■ SET TASK:
Your task is to copy every line of this material exactly.

>>

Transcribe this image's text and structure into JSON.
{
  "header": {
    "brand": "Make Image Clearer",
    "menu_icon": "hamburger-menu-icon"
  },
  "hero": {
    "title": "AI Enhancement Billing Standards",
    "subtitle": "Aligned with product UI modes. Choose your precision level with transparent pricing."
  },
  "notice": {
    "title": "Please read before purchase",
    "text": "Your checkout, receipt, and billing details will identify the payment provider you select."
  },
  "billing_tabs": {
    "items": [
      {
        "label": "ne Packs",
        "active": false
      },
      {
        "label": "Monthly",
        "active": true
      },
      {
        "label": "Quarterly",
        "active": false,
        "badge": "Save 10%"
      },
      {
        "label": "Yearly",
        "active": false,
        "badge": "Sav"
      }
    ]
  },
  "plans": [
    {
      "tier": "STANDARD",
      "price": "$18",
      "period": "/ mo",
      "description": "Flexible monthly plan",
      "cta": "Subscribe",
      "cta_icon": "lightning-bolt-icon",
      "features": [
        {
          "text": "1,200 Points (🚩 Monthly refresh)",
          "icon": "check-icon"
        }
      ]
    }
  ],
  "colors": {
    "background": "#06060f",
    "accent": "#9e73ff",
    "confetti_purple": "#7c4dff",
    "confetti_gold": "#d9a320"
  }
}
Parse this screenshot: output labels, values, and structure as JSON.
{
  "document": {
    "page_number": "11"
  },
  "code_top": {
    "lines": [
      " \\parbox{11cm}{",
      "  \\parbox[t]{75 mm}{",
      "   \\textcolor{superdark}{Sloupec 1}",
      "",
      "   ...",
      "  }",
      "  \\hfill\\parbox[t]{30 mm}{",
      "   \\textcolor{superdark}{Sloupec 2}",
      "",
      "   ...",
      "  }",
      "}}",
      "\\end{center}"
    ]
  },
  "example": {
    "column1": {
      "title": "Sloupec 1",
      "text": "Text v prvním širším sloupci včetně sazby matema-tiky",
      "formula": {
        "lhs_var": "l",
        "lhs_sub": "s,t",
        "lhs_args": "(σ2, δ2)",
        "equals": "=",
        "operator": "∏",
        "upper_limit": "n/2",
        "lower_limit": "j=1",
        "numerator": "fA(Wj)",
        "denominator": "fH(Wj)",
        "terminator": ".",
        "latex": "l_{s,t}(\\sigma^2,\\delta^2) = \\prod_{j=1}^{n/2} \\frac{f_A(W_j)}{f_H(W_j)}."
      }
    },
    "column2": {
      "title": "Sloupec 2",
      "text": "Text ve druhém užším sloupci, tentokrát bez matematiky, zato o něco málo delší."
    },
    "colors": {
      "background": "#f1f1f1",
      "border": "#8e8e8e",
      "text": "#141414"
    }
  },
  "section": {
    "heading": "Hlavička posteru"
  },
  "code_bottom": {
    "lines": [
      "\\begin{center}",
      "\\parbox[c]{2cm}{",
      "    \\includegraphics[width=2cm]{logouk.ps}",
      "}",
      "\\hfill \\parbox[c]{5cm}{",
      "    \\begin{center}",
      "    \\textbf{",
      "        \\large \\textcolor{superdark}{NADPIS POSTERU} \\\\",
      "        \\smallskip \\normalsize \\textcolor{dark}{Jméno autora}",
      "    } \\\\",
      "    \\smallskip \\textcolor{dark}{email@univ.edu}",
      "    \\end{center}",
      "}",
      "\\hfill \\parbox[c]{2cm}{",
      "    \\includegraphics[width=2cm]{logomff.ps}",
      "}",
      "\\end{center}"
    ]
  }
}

<<

■ SOLUTION:
Transcribe this image's text and structure into JSON.
{
  "header": {
    "brand": "Make Image Clearer",
    "menu_icon": "hamburger-menu-icon"
  },
  "hero": {
    "title": "AI Enhancement Billing Standards",
    "subtitle": "Aligned with product UI modes. Choose your precision level with transparent pricing."
  },
  "notice": {
    "title": "Please read before purchase",
    "text": "Your checkout, receipt, and billing details will identify the payment provider you select."
  },
  "billing_tabs": {
    "items": [
      {
        "label": "ne Packs",
        "active": false
      },
      {
        "label": "Monthly",
        "active": true
      },
      {
        "label": "Quarterly",
        "active": false,
        "badge": "Save 10%"
      },
      {
        "label": "Yearly",
        "active": false,
        "badge": "Sav"
      }
    ]
  },
  "plans": [
    {
      "tier": "STANDARD",
      "price": "$18",
      "period": "/ mo",
      "description": "Flexible monthly plan",
      "cta": "Subscribe",
      "cta_icon": "lightning-bolt-icon",
      "features": [
        {
          "text": "1,200 Points (🚩 Monthly refresh)",
          "icon": "check-icon"
        }
      ]
    }
  ],
  "colors": {
    "background": "#06060f",
    "accent": "#9e73ff",
    "confetti_purple": "#7c4dff",
    "confetti_gold": "#d9a320"
  }
}
Parse this screenshot: output labels, values, and structure as JSON.
{
  "document": {
    "page_number": "11"
  },
  "code_top": {
    "lines": [
      " \\parbox{11cm}{",
      "  \\parbox[t]{75 mm}{",
      "   \\textcolor{superdark}{Sloupec 1}",
      "",
      "   ...",
      "  }",
      "  \\hfill\\parbox[t]{30 mm}{",
      "   \\textcolor{superdark}{Sloupec 2}",
      "",
      "   ...",
      "  }",
      "}}",
      "\\end{center}"
    ]
  },
  "example": {
    "column1": {
      "title": "Sloupec 1",
      "text": "Text v prvním širším sloupci včetně sazby matema-tiky",
      "formula": {
        "lhs_var": "l",
        "lhs_sub": "s,t",
        "lhs_args": "(σ2, δ2)",
        "equals": "=",
        "operator": "∏",
        "upper_limit": "n/2",
        "lower_limit": "j=1",
        "numerator": "fA(Wj)",
        "denominator": "fH(Wj)",
        "terminator": ".",
        "latex": "l_{s,t}(\\sigma^2,\\delta^2) = \\prod_{j=1}^{n/2} \\frac{f_A(W_j)}{f_H(W_j)}."
      }
    },
    "column2": {
      "title": "Sloupec 2",
      "text": "Text ve druhém užším sloupci, tentokrát bez matematiky, zato o něco málo delší."
    },
    "colors": {
      "background": "#f1f1f1",
      "border": "#8e8e8e",
      "text": "#141414"
    }
  },
  "section": {
    "heading": "Hlavička posteru"
  },
  "code_bottom": {
    "lines": [
      "\\begin{center}",
      "\\parbox[c]{2cm}{",
      "    \\includegraphics[width=2cm]{logouk.ps}",
      "}",
      "\\hfill \\parbox[c]{5cm}{",
      "    \\begin{center}",
      "    \\textbf{",
      "        \\large \\textcolor{superdark}{NADPIS POSTERU} \\\\",
      "        \\smallskip \\normalsize \\textcolor{dark}{Jméno autora}",
      "    } \\\\",
      "    \\smallskip \\textcolor{dark}{email@univ.edu}",
      "    \\end{center}",
      "}",
      "\\hfill \\parbox[c]{2cm}{",
      "    \\includegraphics[width=2cm]{logomff.ps}",
      "}",
      "\\end{center}"
    ]
  }
}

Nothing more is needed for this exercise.